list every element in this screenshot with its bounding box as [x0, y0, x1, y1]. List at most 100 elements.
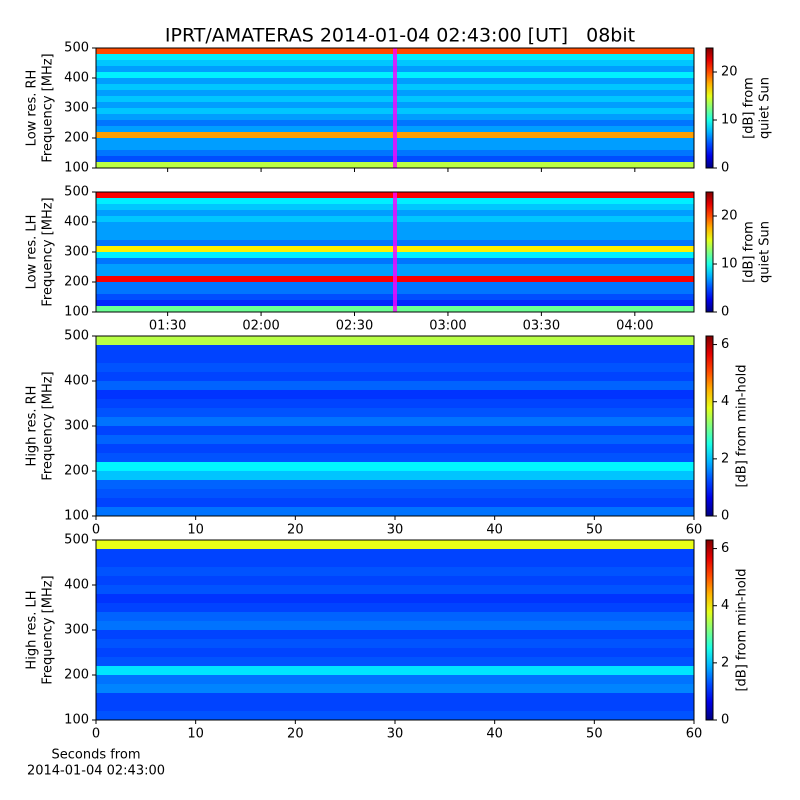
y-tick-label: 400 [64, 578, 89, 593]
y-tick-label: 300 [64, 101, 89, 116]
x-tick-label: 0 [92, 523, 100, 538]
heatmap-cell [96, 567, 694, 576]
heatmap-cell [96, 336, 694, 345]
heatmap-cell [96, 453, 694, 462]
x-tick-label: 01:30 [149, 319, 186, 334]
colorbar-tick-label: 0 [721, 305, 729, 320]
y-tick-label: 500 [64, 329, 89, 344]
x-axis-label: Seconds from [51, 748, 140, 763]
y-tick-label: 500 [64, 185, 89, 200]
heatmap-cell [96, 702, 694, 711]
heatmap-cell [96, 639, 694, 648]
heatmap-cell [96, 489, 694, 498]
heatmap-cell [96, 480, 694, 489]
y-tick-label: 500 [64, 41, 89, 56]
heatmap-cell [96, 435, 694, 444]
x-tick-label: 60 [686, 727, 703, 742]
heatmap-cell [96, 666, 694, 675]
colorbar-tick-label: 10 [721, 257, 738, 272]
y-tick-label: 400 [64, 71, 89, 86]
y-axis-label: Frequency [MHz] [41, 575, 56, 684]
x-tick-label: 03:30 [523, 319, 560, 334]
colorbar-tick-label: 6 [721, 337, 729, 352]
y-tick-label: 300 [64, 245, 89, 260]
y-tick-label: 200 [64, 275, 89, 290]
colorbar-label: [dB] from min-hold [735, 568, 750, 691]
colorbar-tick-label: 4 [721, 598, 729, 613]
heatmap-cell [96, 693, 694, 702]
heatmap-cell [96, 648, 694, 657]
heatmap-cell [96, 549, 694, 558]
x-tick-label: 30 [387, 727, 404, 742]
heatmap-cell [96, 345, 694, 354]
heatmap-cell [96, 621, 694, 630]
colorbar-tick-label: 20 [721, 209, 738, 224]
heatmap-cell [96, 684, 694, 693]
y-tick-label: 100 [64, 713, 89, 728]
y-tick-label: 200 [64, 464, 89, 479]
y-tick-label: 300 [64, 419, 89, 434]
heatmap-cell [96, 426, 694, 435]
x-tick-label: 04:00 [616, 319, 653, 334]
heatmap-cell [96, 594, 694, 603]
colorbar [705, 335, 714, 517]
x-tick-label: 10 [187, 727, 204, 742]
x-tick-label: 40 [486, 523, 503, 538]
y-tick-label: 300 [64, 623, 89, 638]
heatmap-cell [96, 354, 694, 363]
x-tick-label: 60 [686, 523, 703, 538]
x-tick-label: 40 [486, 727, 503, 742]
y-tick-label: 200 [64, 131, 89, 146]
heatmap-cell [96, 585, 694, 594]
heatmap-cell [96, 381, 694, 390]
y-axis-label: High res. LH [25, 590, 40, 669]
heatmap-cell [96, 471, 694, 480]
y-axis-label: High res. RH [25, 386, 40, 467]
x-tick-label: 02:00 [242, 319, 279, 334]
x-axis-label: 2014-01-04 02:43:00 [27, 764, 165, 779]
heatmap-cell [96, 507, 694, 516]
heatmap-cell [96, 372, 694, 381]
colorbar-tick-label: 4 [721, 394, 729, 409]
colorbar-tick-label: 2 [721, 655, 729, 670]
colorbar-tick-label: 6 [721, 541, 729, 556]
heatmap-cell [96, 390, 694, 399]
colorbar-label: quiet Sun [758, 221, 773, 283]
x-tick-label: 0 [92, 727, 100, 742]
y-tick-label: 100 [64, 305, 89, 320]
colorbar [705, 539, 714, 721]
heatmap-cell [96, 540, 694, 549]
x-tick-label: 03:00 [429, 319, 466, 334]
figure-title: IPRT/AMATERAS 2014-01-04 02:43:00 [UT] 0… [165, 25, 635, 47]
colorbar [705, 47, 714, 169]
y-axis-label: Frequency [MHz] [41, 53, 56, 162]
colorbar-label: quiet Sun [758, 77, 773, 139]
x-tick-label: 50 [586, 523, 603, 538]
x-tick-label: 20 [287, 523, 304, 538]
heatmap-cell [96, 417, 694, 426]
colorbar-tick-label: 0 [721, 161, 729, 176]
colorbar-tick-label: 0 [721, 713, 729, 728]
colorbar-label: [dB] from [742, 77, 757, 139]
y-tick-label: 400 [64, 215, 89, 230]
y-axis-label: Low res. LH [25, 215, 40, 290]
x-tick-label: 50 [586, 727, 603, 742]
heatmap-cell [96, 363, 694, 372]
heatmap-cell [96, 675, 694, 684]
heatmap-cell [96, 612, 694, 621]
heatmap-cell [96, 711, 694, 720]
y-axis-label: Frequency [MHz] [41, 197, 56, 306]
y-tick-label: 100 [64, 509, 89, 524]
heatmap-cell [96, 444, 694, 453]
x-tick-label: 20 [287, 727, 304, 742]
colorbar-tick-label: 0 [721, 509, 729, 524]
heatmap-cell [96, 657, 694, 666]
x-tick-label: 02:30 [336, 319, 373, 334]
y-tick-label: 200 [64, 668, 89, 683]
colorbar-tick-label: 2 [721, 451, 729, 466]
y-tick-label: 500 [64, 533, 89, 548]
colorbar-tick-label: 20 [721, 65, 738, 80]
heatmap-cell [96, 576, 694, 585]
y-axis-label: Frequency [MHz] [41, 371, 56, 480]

-----

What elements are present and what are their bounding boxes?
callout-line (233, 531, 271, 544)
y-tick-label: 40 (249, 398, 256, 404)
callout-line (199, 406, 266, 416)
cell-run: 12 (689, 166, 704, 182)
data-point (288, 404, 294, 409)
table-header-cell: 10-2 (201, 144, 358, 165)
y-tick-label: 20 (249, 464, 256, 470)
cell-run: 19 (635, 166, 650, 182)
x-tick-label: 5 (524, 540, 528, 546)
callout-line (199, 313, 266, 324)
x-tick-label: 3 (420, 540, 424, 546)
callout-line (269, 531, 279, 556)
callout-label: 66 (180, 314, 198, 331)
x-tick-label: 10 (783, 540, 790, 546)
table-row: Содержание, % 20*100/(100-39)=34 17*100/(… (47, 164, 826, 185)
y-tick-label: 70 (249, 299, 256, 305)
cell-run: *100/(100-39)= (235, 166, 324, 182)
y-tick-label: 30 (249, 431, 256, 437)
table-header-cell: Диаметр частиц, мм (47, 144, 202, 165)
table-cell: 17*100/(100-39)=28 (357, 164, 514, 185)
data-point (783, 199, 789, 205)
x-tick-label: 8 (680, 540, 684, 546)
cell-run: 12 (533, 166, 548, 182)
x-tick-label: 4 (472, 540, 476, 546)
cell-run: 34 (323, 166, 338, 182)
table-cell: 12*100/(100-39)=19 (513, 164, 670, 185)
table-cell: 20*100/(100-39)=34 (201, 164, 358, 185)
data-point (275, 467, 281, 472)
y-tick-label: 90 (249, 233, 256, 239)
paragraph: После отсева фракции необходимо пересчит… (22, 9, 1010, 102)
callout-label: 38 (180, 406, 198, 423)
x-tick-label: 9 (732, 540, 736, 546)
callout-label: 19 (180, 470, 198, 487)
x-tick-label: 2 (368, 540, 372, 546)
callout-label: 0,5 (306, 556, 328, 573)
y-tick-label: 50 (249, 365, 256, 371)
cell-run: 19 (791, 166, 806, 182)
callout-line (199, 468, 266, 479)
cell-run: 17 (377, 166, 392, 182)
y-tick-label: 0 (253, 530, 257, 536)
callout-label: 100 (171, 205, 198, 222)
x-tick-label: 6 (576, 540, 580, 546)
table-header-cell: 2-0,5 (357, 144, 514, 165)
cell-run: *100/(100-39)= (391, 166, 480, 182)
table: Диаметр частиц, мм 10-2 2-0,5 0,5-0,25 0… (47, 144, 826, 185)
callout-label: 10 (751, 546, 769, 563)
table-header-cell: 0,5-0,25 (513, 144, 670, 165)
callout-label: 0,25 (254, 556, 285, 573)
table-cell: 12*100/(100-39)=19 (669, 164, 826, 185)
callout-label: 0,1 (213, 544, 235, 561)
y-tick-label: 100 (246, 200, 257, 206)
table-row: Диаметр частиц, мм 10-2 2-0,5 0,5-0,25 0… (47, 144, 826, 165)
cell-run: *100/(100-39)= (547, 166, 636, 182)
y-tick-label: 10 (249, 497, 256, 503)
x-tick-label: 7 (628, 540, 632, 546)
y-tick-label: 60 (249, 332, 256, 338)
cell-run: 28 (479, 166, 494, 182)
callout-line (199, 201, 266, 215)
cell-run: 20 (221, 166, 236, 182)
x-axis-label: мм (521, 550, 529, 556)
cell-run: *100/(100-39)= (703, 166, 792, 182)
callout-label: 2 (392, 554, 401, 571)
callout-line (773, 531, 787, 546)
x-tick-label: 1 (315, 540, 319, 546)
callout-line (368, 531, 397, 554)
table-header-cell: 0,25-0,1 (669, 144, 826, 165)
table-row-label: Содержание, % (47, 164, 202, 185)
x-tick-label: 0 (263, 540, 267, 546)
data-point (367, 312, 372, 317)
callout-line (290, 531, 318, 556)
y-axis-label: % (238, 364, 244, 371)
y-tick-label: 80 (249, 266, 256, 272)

-----

# Description of the task:
Could you output the entries from the line containing "y-tick-label: 400 [64, 578, 89, 593]" through the line containing "heatmap-cell [96, 639, 694, 648]", both included, copied verbatim?

# Worked answer:
y-tick-label: 400 [64, 578, 89, 593]
y-tick-label: 300 [64, 101, 89, 116]
x-tick-label: 0 [92, 523, 100, 538]
heatmap-cell [96, 567, 694, 576]
heatmap-cell [96, 336, 694, 345]
heatmap-cell [96, 453, 694, 462]
x-tick-label: 01:30 [149, 319, 186, 334]
colorbar-tick-label: 0 [721, 305, 729, 320]
y-tick-label: 500 [64, 329, 89, 344]
x-axis-label: Seconds from [51, 748, 140, 763]
y-tick-label: 500 [64, 185, 89, 200]
heatmap-cell [96, 702, 694, 711]
heatmap-cell [96, 639, 694, 648]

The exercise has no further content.